Do this: Write out the entries again exactly as they are given.

Listing:

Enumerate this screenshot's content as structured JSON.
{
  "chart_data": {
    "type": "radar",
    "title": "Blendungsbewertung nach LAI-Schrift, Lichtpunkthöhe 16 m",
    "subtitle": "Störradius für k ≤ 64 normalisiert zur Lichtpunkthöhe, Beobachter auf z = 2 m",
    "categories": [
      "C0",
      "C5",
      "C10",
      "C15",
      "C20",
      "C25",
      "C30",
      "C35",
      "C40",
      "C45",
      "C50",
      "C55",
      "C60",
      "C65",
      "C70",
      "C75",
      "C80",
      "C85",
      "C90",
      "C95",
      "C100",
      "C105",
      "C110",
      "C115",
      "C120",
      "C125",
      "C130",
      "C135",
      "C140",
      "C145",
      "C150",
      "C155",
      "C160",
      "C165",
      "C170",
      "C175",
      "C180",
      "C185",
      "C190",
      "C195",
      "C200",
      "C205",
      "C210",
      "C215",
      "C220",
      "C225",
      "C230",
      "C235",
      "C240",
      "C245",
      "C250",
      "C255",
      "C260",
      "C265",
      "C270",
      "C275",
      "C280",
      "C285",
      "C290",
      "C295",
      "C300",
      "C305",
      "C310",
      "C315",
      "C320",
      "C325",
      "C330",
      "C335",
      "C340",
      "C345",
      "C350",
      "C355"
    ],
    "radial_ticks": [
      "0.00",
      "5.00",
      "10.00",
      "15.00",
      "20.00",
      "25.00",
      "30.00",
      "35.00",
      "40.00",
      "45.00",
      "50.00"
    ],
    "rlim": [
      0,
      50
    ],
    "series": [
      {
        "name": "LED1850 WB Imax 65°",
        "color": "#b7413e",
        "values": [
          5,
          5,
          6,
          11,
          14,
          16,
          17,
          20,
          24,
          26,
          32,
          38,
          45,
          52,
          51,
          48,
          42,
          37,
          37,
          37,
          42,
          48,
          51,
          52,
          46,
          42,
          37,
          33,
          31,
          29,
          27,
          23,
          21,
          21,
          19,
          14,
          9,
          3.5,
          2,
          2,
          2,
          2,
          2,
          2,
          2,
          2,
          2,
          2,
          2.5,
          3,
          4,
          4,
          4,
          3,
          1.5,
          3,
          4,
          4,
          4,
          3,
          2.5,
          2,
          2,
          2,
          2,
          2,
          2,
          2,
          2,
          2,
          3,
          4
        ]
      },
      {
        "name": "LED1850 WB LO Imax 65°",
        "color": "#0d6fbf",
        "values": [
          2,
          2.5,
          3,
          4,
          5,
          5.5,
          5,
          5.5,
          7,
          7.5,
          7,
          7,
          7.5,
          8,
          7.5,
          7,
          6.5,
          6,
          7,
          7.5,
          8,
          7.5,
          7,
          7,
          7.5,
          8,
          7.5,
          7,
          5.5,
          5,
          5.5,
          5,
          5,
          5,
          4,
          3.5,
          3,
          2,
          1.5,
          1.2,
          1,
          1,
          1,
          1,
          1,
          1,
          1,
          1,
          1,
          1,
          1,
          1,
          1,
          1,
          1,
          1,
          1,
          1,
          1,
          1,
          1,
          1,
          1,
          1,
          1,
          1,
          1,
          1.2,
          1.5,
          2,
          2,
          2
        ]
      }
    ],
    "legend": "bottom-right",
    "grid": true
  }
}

Exercise answer:
Enumerate this screenshot's content as structured JSON.
{
  "chart_data": {
    "type": "radar",
    "title": "Blendungsbewertung nach LAI-Schrift, Lichtpunkthöhe 16 m",
    "subtitle": "Störradius für k ≤ 64 normalisiert zur Lichtpunkthöhe, Beobachter auf z = 2 m",
    "categories": [
      "C0",
      "C5",
      "C10",
      "C15",
      "C20",
      "C25",
      "C30",
      "C35",
      "C40",
      "C45",
      "C50",
      "C55",
      "C60",
      "C65",
      "C70",
      "C75",
      "C80",
      "C85",
      "C90",
      "C95",
      "C100",
      "C105",
      "C110",
      "C115",
      "C120",
      "C125",
      "C130",
      "C135",
      "C140",
      "C145",
      "C150",
      "C155",
      "C160",
      "C165",
      "C170",
      "C175",
      "C180",
      "C185",
      "C190",
      "C195",
      "C200",
      "C205",
      "C210",
      "C215",
      "C220",
      "C225",
      "C230",
      "C235",
      "C240",
      "C245",
      "C250",
      "C255",
      "C260",
      "C265",
      "C270",
      "C275",
      "C280",
      "C285",
      "C290",
      "C295",
      "C300",
      "C305",
      "C310",
      "C315",
      "C320",
      "C325",
      "C330",
      "C335",
      "C340",
      "C345",
      "C350",
      "C355"
    ],
    "radial_ticks": [
      "0.00",
      "5.00",
      "10.00",
      "15.00",
      "20.00",
      "25.00",
      "30.00",
      "35.00",
      "40.00",
      "45.00",
      "50.00"
    ],
    "rlim": [
      0,
      50
    ],
    "series": [
      {
        "name": "LED1850 WB Imax 65°",
        "color": "#b7413e",
        "values": [
          5,
          5,
          6,
          11,
          14,
          16,
          17,
          20,
          24,
          26,
          32,
          38,
          45,
          52,
          51,
          48,
          42,
          37,
          37,
          37,
          42,
          48,
          51,
          52,
          46,
          42,
          37,
          33,
          31,
          29,
          27,
          23,
          21,
          21,
          19,
          14,
          9,
          3.5,
          2,
          2,
          2,
          2,
          2,
          2,
          2,
          2,
          2,
          2,
          2.5,
          3,
          4,
          4,
          4,
          3,
          1.5,
          3,
          4,
          4,
          4,
          3,
          2.5,
          2,
          2,
          2,
          2,
          2,
          2,
          2,
          2,
          2,
          3,
          4
        ]
      },
      {
        "name": "LED1850 WB LO Imax 65°",
        "color": "#0d6fbf",
        "values": [
          2,
          2.5,
          3,
          4,
          5,
          5.5,
          5,
          5.5,
          7,
          7.5,
          7,
          7,
          7.5,
          8,
          7.5,
          7,
          6.5,
          6,
          7,
          7.5,
          8,
          7.5,
          7,
          7,
          7.5,
          8,
          7.5,
          7,
          5.5,
          5,
          5.5,
          5,
          5,
          5,
          4,
          3.5,
          3,
          2,
          1.5,
          1.2,
          1,
          1,
          1,
          1,
          1,
          1,
          1,
          1,
          1,
          1,
          1,
          1,
          1,
          1,
          1,
          1,
          1,
          1,
          1,
          1,
          1,
          1,
          1,
          1,
          1,
          1,
          1,
          1.2,
          1.5,
          2,
          2,
          2
        ]
      }
    ],
    "legend": "bottom-right",
    "grid": true
  }
}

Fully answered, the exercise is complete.